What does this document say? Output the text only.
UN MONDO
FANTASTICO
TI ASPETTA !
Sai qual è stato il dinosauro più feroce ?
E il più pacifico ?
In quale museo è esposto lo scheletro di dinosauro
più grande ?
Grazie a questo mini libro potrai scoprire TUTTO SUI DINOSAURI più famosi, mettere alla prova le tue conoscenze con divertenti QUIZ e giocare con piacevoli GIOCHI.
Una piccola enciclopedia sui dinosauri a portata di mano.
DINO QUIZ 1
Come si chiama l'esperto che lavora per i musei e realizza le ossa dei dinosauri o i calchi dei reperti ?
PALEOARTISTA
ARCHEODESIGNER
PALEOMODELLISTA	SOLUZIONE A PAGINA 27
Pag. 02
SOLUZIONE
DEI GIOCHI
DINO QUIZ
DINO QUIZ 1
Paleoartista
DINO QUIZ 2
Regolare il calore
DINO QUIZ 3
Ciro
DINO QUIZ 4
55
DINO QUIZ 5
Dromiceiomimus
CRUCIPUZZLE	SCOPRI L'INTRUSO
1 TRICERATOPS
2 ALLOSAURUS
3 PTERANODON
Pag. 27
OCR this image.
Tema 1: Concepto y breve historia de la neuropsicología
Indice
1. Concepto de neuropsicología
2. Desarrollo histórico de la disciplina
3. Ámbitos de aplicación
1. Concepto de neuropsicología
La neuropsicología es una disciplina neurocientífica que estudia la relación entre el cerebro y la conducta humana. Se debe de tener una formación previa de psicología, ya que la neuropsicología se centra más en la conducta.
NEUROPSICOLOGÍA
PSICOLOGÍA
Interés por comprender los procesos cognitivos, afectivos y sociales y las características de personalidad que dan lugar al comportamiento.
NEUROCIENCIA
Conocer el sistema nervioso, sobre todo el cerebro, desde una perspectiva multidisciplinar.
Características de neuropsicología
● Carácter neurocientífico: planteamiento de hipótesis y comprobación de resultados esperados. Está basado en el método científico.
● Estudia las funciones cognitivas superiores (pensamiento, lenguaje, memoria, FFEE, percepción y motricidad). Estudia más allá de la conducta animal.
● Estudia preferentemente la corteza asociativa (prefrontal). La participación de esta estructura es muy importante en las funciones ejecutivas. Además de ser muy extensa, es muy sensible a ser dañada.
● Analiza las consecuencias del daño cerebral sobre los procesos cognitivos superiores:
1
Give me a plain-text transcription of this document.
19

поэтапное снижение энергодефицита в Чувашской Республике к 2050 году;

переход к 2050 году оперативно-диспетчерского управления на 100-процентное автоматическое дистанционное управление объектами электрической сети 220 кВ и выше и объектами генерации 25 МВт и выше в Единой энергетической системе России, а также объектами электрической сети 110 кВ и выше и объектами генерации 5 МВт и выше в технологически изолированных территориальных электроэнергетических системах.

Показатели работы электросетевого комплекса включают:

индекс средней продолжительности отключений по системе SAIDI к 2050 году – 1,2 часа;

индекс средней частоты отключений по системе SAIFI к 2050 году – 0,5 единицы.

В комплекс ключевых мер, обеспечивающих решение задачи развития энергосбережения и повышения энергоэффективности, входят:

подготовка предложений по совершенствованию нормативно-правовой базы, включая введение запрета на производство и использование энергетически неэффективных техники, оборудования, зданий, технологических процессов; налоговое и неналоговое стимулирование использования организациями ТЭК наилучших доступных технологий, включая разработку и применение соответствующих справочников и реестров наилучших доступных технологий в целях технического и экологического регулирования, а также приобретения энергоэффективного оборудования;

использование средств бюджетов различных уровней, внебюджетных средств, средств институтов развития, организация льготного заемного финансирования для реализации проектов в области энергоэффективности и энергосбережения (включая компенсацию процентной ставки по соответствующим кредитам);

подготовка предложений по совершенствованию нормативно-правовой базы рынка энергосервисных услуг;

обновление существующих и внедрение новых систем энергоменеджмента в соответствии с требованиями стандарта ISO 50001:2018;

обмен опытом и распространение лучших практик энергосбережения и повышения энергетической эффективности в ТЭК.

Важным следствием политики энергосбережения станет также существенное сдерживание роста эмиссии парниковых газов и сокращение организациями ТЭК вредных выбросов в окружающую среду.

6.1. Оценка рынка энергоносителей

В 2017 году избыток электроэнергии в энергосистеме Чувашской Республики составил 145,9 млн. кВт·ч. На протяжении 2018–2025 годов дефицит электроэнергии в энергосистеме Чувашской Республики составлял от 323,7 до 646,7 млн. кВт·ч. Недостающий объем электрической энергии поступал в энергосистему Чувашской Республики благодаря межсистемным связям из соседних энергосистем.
-- -- --
Aim of the exercise: Return each line of the records above exactly as it reads.

Finished task:
What does this document say? Output the text only.
UN MONDO
FANTASTICO
TI ASPETTA !
Sai qual è stato il dinosauro più feroce ?
E il più pacifico ?
In quale museo è esposto lo scheletro di dinosauro
più grande ?
Grazie a questo mini libro potrai scoprire TUTTO SUI DINOSAURI più famosi, mettere alla prova le tue conoscenze con divertenti QUIZ e giocare con piacevoli GIOCHI.
Una piccola enciclopedia sui dinosauri a portata di mano.
DINO QUIZ 1
Come si chiama l'esperto che lavora per i musei e realizza le ossa dei dinosauri o i calchi dei reperti ?
PALEOARTISTA
ARCHEODESIGNER
PALEOMODELLISTA	SOLUZIONE A PAGINA 27
Pag. 02
SOLUZIONE
DEI GIOCHI
DINO QUIZ
DINO QUIZ 1
Paleoartista
DINO QUIZ 2
Regolare il calore
DINO QUIZ 3
Ciro
DINO QUIZ 4
55
DINO QUIZ 5
Dromiceiomimus
CRUCIPUZZLE	SCOPRI L'INTRUSO
1 TRICERATOPS
2 ALLOSAURUS
3 PTERANODON
Pag. 27
OCR this image.
Tema 1: Concepto y breve historia de la neuropsicología
Indice
1. Concepto de neuropsicología
2. Desarrollo histórico de la disciplina
3. Ámbitos de aplicación
1. Concepto de neuropsicología
La neuropsicología es una disciplina neurocientífica que estudia la relación entre el cerebro y la conducta humana. Se debe de tener una formación previa de psicología, ya que la neuropsicología se centra más en la conducta.
NEUROPSICOLOGÍA
PSICOLOGÍA
Interés por comprender los procesos cognitivos, afectivos y sociales y las características de personalidad que dan lugar al comportamiento.
NEUROCIENCIA
Conocer el sistema nervioso, sobre todo el cerebro, desde una perspectiva multidisciplinar.
Características de neuropsicología
● Carácter neurocientífico: planteamiento de hipótesis y comprobación de resultados esperados. Está basado en el método científico.
● Estudia las funciones cognitivas superiores (pensamiento, lenguaje, memoria, FFEE, percepción y motricidad). Estudia más allá de la conducta animal.
● Estudia preferentemente la corteza asociativa (prefrontal). La participación de esta estructura es muy importante en las funciones ejecutivas. Además de ser muy extensa, es muy sensible a ser dañada.
● Analiza las consecuencias del daño cerebral sobre los procesos cognitivos superiores:
1
Give me a plain-text transcription of this document.
19

поэтапное снижение энергодефицита в Чувашской Республике к 2050 году;

переход к 2050 году оперативно-диспетчерского управления на 100-процентное автоматическое дистанционное управление объектами электрической сети 220 кВ и выше и объектами генерации 25 МВт и выше в Единой энергетической системе России, а также объектами электрической сети 110 кВ и выше и объектами генерации 5 МВт и выше в технологически изолированных территориальных электроэнергетических системах.

Показатели работы электросетевого комплекса включают:

индекс средней продолжительности отключений по системе SAIDI к 2050 году – 1,2 часа;

индекс средней частоты отключений по системе SAIFI к 2050 году – 0,5 единицы.

В комплекс ключевых мер, обеспечивающих решение задачи развития энергосбережения и повышения энергоэффективности, входят:

подготовка предложений по совершенствованию нормативно-правовой базы, включая введение запрета на производство и использование энергетически неэффективных техники, оборудования, зданий, технологических процессов; налоговое и неналоговое стимулирование использования организациями ТЭК наилучших доступных технологий, включая разработку и применение соответствующих справочников и реестров наилучших доступных технологий в целях технического и экологического регулирования, а также приобретения энергоэффективного оборудования;

использование средств бюджетов различных уровней, внебюджетных средств, средств институтов развития, организация льготного заемного финансирования для реализации проектов в области энергоэффективности и энергосбережения (включая компенсацию процентной ставки по соответствующим кредитам);

подготовка предложений по совершенствованию нормативно-правовой базы рынка энергосервисных услуг;

обновление существующих и внедрение новых систем энергоменеджмента в соответствии с требованиями стандарта ISO 50001:2018;

обмен опытом и распространение лучших практик энергосбережения и повышения энергетической эффективности в ТЭК.

Важным следствием политики энергосбережения станет также существенное сдерживание роста эмиссии парниковых газов и сокращение организациями ТЭК вредных выбросов в окружающую среду.

6.1. Оценка рынка энергоносителей

В 2017 году избыток электроэнергии в энергосистеме Чувашской Республики составил 145,9 млн. кВт·ч. На протяжении 2018–2025 годов дефицит электроэнергии в энергосистеме Чувашской Республики составлял от 323,7 до 646,7 млн. кВт·ч. Недостающий объем электрической энергии поступал в энергосистему Чувашской Республики благодаря межсистемным связям из соседних энергосистем.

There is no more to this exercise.